(Stored entries):
%%

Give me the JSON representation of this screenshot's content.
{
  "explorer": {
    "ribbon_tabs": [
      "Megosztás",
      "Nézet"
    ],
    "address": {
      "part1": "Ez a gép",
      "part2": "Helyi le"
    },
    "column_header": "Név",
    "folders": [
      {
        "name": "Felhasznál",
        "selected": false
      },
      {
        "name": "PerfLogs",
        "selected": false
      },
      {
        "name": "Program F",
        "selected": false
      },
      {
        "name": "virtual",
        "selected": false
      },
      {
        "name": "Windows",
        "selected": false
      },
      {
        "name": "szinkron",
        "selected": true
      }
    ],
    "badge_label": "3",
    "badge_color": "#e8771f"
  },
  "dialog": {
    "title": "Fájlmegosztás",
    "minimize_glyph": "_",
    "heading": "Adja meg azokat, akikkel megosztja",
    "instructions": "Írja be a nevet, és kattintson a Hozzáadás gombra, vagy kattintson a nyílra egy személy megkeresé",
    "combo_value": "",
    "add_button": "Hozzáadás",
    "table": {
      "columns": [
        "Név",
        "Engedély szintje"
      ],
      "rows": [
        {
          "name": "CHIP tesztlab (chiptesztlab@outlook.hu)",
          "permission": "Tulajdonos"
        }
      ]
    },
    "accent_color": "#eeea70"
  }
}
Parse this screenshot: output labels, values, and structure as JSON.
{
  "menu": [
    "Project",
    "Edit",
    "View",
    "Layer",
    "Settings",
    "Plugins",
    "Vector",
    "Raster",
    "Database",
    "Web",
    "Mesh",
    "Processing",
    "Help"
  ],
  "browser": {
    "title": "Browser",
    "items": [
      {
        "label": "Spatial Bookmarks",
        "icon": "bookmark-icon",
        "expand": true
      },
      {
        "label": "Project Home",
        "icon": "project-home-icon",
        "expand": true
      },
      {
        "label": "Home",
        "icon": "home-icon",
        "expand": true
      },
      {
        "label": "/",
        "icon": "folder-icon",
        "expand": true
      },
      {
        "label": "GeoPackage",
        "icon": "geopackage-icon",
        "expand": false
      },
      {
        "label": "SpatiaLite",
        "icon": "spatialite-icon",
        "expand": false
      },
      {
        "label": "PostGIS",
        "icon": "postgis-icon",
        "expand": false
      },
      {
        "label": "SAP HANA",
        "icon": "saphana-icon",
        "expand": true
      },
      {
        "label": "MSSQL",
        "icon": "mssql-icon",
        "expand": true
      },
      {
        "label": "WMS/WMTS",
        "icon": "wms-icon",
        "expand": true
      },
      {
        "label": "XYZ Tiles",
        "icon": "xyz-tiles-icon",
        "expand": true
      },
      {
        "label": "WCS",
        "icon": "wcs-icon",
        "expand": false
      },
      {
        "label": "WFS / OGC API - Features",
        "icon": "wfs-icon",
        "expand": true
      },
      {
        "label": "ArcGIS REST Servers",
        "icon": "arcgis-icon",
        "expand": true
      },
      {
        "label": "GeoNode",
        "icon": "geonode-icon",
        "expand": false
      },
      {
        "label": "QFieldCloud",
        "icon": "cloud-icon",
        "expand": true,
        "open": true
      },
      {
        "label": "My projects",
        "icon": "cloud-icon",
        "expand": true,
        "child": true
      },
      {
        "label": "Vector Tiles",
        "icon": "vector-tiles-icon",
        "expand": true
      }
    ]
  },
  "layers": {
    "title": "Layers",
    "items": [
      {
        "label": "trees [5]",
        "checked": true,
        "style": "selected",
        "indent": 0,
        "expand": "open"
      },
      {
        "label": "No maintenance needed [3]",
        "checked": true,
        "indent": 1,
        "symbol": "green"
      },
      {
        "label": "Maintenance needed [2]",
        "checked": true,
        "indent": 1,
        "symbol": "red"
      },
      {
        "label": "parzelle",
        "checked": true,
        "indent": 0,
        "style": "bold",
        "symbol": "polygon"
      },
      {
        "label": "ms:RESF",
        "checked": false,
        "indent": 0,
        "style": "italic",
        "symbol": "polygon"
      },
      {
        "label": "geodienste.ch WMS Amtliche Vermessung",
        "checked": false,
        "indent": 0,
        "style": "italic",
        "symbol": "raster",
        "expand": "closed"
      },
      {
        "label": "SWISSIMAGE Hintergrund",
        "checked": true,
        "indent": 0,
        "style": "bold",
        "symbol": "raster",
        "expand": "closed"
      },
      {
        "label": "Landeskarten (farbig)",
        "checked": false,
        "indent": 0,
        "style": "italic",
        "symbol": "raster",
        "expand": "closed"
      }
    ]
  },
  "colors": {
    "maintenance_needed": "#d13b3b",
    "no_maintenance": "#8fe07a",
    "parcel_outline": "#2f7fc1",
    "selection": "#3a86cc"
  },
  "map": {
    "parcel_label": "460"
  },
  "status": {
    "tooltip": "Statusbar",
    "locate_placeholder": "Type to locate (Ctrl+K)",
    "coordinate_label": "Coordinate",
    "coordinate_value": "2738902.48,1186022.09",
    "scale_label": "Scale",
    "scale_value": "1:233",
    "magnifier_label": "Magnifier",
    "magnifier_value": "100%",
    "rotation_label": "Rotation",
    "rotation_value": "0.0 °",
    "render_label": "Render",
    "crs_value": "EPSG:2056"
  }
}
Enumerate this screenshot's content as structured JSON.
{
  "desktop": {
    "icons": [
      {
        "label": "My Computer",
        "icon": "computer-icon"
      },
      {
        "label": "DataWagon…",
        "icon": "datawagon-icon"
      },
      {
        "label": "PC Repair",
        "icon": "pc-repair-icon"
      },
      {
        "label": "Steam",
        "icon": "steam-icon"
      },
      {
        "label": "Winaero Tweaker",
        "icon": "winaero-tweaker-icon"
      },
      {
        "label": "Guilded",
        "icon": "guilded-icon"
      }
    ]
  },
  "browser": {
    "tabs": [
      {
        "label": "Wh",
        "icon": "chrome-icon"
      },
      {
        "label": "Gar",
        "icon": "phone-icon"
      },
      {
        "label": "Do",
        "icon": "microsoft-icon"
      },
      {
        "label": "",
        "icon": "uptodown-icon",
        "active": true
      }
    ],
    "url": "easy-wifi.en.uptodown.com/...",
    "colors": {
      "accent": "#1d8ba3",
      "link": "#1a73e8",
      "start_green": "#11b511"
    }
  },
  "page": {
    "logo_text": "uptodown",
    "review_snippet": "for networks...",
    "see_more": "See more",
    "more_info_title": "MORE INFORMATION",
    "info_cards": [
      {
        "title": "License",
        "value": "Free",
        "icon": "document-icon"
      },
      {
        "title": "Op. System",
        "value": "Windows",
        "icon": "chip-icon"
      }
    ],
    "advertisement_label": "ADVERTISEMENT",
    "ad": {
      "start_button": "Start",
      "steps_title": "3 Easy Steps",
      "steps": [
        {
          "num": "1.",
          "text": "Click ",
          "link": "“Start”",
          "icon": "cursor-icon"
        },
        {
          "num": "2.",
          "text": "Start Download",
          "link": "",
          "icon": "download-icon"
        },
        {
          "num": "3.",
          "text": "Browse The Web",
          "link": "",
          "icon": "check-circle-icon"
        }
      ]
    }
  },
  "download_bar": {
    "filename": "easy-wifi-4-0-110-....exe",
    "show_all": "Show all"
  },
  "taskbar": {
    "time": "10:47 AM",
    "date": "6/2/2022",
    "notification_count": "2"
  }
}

%%

(TASK BRIEF): Every entry in the listing must be retyped exactly.

(SOLUTION FOR THIS PROBLEM):
Give me the JSON representation of this screenshot's content.
{
  "explorer": {
    "ribbon_tabs": [
      "Megosztás",
      "Nézet"
    ],
    "address": {
      "part1": "Ez a gép",
      "part2": "Helyi le"
    },
    "column_header": "Név",
    "folders": [
      {
        "name": "Felhasznál",
        "selected": false
      },
      {
        "name": "PerfLogs",
        "selected": false
      },
      {
        "name": "Program F",
        "selected": false
      },
      {
        "name": "virtual",
        "selected": false
      },
      {
        "name": "Windows",
        "selected": false
      },
      {
        "name": "szinkron",
        "selected": true
      }
    ],
    "badge_label": "3",
    "badge_color": "#e8771f"
  },
  "dialog": {
    "title": "Fájlmegosztás",
    "minimize_glyph": "_",
    "heading": "Adja meg azokat, akikkel megosztja",
    "instructions": "Írja be a nevet, és kattintson a Hozzáadás gombra, vagy kattintson a nyílra egy személy megkeresé",
    "combo_value": "",
    "add_button": "Hozzáadás",
    "table": {
      "columns": [
        "Név",
        "Engedély szintje"
      ],
      "rows": [
        {
          "name": "CHIP tesztlab (chiptesztlab@outlook.hu)",
          "permission": "Tulajdonos"
        }
      ]
    },
    "accent_color": "#eeea70"
  }
}
Parse this screenshot: output labels, values, and structure as JSON.
{
  "menu": [
    "Project",
    "Edit",
    "View",
    "Layer",
    "Settings",
    "Plugins",
    "Vector",
    "Raster",
    "Database",
    "Web",
    "Mesh",
    "Processing",
    "Help"
  ],
  "browser": {
    "title": "Browser",
    "items": [
      {
        "label": "Spatial Bookmarks",
        "icon": "bookmark-icon",
        "expand": true
      },
      {
        "label": "Project Home",
        "icon": "project-home-icon",
        "expand": true
      },
      {
        "label": "Home",
        "icon": "home-icon",
        "expand": true
      },
      {
        "label": "/",
        "icon": "folder-icon",
        "expand": true
      },
      {
        "label": "GeoPackage",
        "icon": "geopackage-icon",
        "expand": false
      },
      {
        "label": "SpatiaLite",
        "icon": "spatialite-icon",
        "expand": false
      },
      {
        "label": "PostGIS",
        "icon": "postgis-icon",
        "expand": false
      },
      {
        "label": "SAP HANA",
        "icon": "saphana-icon",
        "expand": true
      },
      {
        "label": "MSSQL",
        "icon": "mssql-icon",
        "expand": true
      },
      {
        "label": "WMS/WMTS",
        "icon": "wms-icon",
        "expand": true
      },
      {
        "label": "XYZ Tiles",
        "icon": "xyz-tiles-icon",
        "expand": true
      },
      {
        "label": "WCS",
        "icon": "wcs-icon",
        "expand": false
      },
      {
        "label": "WFS / OGC API - Features",
        "icon": "wfs-icon",
        "expand": true
      },
      {
        "label": "ArcGIS REST Servers",
        "icon": "arcgis-icon",
        "expand": true
      },
      {
        "label": "GeoNode",
        "icon": "geonode-icon",
        "expand": false
      },
      {
        "label": "QFieldCloud",
        "icon": "cloud-icon",
        "expand": true,
        "open": true
      },
      {
        "label": "My projects",
        "icon": "cloud-icon",
        "expand": true,
        "child": true
      },
      {
        "label": "Vector Tiles",
        "icon": "vector-tiles-icon",
        "expand": true
      }
    ]
  },
  "layers": {
    "title": "Layers",
    "items": [
      {
        "label": "trees [5]",
        "checked": true,
        "style": "selected",
        "indent": 0,
        "expand": "open"
      },
      {
        "label": "No maintenance needed [3]",
        "checked": true,
        "indent": 1,
        "symbol": "green"
      },
      {
        "label": "Maintenance needed [2]",
        "checked": true,
        "indent": 1,
        "symbol": "red"
      },
      {
        "label": "parzelle",
        "checked": true,
        "indent": 0,
        "style": "bold",
        "symbol": "polygon"
      },
      {
        "label": "ms:RESF",
        "checked": false,
        "indent": 0,
        "style": "italic",
        "symbol": "polygon"
      },
      {
        "label": "geodienste.ch WMS Amtliche Vermessung",
        "checked": false,
        "indent": 0,
        "style": "italic",
        "symbol": "raster",
        "expand": "closed"
      },
      {
        "label": "SWISSIMAGE Hintergrund",
        "checked": true,
        "indent": 0,
        "style": "bold",
        "symbol": "raster",
        "expand": "closed"
      },
      {
        "label": "Landeskarten (farbig)",
        "checked": false,
        "indent": 0,
        "style": "italic",
        "symbol": "raster",
        "expand": "closed"
      }
    ]
  },
  "colors": {
    "maintenance_needed": "#d13b3b",
    "no_maintenance": "#8fe07a",
    "parcel_outline": "#2f7fc1",
    "selection": "#3a86cc"
  },
  "map": {
    "parcel_label": "460"
  },
  "status": {
    "tooltip": "Statusbar",
    "locate_placeholder": "Type to locate (Ctrl+K)",
    "coordinate_label": "Coordinate",
    "coordinate_value": "2738902.48,1186022.09",
    "scale_label": "Scale",
    "scale_value": "1:233",
    "magnifier_label": "Magnifier",
    "magnifier_value": "100%",
    "rotation_label": "Rotation",
    "rotation_value": "0.0 °",
    "render_label": "Render",
    "crs_value": "EPSG:2056"
  }
}
Enumerate this screenshot's content as structured JSON.
{
  "desktop": {
    "icons": [
      {
        "label": "My Computer",
        "icon": "computer-icon"
      },
      {
        "label": "DataWagon…",
        "icon": "datawagon-icon"
      },
      {
        "label": "PC Repair",
        "icon": "pc-repair-icon"
      },
      {
        "label": "Steam",
        "icon": "steam-icon"
      },
      {
        "label": "Winaero Tweaker",
        "icon": "winaero-tweaker-icon"
      },
      {
        "label": "Guilded",
        "icon": "guilded-icon"
      }
    ]
  },
  "browser": {
    "tabs": [
      {
        "label": "Wh",
        "icon": "chrome-icon"
      },
      {
        "label": "Gar",
        "icon": "phone-icon"
      },
      {
        "label": "Do",
        "icon": "microsoft-icon"
      },
      {
        "label": "",
        "icon": "uptodown-icon",
        "active": true
      }
    ],
    "url": "easy-wifi.en.uptodown.com/...",
    "colors": {
      "accent": "#1d8ba3",
      "link": "#1a73e8",
      "start_green": "#11b511"
    }
  },
  "page": {
    "logo_text": "uptodown",
    "review_snippet": "for networks...",
    "see_more": "See more",
    "more_info_title": "MORE INFORMATION",
    "info_cards": [
      {
        "title": "License",
        "value": "Free",
        "icon": "document-icon"
      },
      {
        "title": "Op. System",
        "value": "Windows",
        "icon": "chip-icon"
      }
    ],
    "advertisement_label": "ADVERTISEMENT",
    "ad": {
      "start_button": "Start",
      "steps_title": "3 Easy Steps",
      "steps": [
        {
          "num": "1.",
          "text": "Click ",
          "link": "“Start”",
          "icon": "cursor-icon"
        },
        {
          "num": "2.",
          "text": "Start Download",
          "link": "",
          "icon": "download-icon"
        },
        {
          "num": "3.",
          "text": "Browse The Web",
          "link": "",
          "icon": "check-circle-icon"
        }
      ]
    }
  },
  "download_bar": {
    "filename": "easy-wifi-4-0-110-....exe",
    "show_all": "Show all"
  },
  "taskbar": {
    "time": "10:47 AM",
    "date": "6/2/2022",
    "notification_count": "2"
  }
}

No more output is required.